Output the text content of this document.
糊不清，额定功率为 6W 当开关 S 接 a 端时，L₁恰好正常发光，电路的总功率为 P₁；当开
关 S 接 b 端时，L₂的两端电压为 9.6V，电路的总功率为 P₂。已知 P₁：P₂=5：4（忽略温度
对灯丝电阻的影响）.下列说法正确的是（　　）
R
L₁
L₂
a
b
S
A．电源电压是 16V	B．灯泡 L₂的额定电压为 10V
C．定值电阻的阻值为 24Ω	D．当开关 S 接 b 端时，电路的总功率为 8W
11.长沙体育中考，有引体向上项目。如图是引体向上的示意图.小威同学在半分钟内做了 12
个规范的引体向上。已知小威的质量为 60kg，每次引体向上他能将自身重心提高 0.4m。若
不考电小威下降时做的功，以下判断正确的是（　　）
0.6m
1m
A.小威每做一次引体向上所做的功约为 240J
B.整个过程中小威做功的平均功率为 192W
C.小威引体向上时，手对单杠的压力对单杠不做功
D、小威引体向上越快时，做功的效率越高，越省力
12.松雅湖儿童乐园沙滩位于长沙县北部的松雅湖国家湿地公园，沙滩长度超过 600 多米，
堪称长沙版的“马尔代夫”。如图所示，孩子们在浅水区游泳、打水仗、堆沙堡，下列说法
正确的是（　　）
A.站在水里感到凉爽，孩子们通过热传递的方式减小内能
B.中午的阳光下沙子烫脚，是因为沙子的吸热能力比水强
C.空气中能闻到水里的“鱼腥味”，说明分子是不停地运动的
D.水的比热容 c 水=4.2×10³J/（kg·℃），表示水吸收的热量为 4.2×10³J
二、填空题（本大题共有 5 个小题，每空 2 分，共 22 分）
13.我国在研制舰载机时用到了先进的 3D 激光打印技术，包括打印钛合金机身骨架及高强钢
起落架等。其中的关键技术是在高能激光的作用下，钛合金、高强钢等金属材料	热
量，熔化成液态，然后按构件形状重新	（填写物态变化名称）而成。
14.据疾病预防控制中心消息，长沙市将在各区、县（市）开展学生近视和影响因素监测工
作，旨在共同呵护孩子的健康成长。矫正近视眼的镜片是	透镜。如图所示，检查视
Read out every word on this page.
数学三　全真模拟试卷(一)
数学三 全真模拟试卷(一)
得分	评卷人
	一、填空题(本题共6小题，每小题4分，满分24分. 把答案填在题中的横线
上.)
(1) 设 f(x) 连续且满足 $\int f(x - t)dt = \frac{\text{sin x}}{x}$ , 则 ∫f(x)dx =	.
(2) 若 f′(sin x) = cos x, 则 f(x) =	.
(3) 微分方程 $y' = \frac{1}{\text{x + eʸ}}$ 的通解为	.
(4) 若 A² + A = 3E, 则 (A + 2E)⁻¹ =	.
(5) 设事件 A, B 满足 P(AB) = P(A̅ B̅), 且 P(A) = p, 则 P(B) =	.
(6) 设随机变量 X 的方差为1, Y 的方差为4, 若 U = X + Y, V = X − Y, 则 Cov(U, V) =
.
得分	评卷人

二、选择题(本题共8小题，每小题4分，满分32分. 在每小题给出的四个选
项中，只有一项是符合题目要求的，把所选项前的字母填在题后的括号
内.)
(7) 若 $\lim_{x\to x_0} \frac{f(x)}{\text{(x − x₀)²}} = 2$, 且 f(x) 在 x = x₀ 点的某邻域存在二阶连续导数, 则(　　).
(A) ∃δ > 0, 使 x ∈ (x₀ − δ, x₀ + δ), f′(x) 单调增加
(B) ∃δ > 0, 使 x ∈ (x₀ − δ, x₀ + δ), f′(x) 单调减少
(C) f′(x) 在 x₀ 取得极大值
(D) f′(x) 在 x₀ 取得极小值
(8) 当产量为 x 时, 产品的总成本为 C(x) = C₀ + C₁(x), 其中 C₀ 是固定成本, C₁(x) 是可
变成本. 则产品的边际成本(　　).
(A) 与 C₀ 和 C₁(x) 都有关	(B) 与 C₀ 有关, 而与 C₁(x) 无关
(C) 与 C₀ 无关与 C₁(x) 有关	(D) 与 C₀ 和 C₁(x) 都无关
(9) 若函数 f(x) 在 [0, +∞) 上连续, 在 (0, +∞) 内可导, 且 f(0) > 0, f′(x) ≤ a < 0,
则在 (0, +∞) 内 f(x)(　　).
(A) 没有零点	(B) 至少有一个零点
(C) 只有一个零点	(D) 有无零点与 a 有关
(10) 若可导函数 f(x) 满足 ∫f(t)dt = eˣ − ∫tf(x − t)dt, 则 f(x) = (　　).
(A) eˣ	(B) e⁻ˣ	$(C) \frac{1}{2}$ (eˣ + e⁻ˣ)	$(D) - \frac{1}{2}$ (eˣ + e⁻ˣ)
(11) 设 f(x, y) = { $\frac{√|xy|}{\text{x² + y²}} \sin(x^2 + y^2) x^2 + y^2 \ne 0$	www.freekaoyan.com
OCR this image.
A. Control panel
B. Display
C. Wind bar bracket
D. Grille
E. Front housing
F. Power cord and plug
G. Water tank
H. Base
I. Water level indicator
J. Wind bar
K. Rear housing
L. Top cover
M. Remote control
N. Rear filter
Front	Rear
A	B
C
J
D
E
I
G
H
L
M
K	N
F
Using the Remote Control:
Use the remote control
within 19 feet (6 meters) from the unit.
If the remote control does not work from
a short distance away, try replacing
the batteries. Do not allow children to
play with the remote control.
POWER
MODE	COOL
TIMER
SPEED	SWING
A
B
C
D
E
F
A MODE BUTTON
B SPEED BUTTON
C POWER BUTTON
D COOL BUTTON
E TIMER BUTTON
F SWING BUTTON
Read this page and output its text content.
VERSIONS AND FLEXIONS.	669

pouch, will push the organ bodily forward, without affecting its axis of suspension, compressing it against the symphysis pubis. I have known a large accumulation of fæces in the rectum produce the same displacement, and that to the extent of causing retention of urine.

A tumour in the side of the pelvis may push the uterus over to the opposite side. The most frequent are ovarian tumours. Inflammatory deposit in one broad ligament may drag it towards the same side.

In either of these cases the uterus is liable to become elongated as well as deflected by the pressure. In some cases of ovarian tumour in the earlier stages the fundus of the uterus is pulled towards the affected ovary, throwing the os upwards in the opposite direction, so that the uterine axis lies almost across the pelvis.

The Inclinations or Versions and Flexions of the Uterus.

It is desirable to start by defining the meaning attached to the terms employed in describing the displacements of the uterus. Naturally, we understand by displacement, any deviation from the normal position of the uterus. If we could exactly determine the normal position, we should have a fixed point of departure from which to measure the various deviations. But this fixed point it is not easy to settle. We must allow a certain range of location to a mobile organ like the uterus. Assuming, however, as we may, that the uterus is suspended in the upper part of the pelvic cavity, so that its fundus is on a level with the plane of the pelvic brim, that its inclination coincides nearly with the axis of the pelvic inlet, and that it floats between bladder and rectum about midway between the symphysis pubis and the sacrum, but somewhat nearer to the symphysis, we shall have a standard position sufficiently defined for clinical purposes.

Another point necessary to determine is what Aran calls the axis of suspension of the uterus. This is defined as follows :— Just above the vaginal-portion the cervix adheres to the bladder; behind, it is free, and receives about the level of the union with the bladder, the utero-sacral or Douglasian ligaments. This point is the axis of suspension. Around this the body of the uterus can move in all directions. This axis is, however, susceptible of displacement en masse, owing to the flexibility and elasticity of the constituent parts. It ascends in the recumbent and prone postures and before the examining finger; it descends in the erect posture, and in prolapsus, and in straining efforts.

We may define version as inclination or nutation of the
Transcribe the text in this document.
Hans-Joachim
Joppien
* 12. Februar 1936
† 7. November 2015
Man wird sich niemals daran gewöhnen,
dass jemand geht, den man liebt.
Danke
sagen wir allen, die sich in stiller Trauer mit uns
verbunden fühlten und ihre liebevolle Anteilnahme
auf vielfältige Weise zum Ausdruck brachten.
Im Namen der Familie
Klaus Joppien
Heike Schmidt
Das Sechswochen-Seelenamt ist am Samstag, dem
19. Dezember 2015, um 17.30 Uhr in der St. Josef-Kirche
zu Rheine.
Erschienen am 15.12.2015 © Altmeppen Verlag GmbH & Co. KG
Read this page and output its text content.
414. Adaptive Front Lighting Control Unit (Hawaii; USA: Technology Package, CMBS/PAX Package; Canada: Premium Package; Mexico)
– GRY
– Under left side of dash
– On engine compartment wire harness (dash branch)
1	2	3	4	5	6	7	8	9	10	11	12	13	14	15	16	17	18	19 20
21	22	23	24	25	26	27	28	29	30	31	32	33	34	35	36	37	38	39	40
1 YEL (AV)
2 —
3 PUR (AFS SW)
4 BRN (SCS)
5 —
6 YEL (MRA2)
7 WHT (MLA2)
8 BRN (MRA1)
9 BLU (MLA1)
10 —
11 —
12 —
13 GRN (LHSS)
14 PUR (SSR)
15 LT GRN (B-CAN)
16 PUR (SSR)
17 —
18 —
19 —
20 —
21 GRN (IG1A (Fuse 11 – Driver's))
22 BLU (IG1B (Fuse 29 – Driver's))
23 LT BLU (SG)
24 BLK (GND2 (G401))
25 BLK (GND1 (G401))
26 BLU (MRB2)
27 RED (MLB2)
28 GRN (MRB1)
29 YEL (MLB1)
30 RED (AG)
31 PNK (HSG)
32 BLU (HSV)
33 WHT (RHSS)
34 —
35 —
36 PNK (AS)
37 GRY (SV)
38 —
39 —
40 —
____________________
→ **Problem**
Emit verbatim the lines running from the one with "Transcribe the text in this document." through the last line of the data, both endpoints inclusive.

→ **Answer to this problem**
Transcribe the text in this document.
Hans-Joachim
Joppien
* 12. Februar 1936
† 7. November 2015
Man wird sich niemals daran gewöhnen,
dass jemand geht, den man liebt.
Danke
sagen wir allen, die sich in stiller Trauer mit uns
verbunden fühlten und ihre liebevolle Anteilnahme
auf vielfältige Weise zum Ausdruck brachten.
Im Namen der Familie
Klaus Joppien
Heike Schmidt
Das Sechswochen-Seelenamt ist am Samstag, dem
19. Dezember 2015, um 17.30 Uhr in der St. Josef-Kirche
zu Rheine.
Erschienen am 15.12.2015 © Altmeppen Verlag GmbH & Co. KG
Read this page and output its text content.
414. Adaptive Front Lighting Control Unit (Hawaii; USA: Technology Package, CMBS/PAX Package; Canada: Premium Package; Mexico)
– GRY
– Under left side of dash
– On engine compartment wire harness (dash branch)
1	2	3	4	5	6	7	8	9	10	11	12	13	14	15	16	17	18	19 20
21	22	23	24	25	26	27	28	29	30	31	32	33	34	35	36	37	38	39	40
1 YEL (AV)
2 —
3 PUR (AFS SW)
4 BRN (SCS)
5 —
6 YEL (MRA2)
7 WHT (MLA2)
8 BRN (MRA1)
9 BLU (MLA1)
10 —
11 —
12 —
13 GRN (LHSS)
14 PUR (SSR)
15 LT GRN (B-CAN)
16 PUR (SSR)
17 —
18 —
19 —
20 —
21 GRN (IG1A (Fuse 11 – Driver's))
22 BLU (IG1B (Fuse 29 – Driver's))
23 LT BLU (SG)
24 BLK (GND2 (G401))
25 BLK (GND1 (G401))
26 BLU (MRB2)
27 RED (MLB2)
28 GRN (MRB1)
29 YEL (MLB1)
30 RED (AG)
31 PNK (HSG)
32 BLU (HSV)
33 WHT (RHSS)
34 —
35 —
36 PNK (AS)
37 GRY (SV)
38 —
39 —
40 —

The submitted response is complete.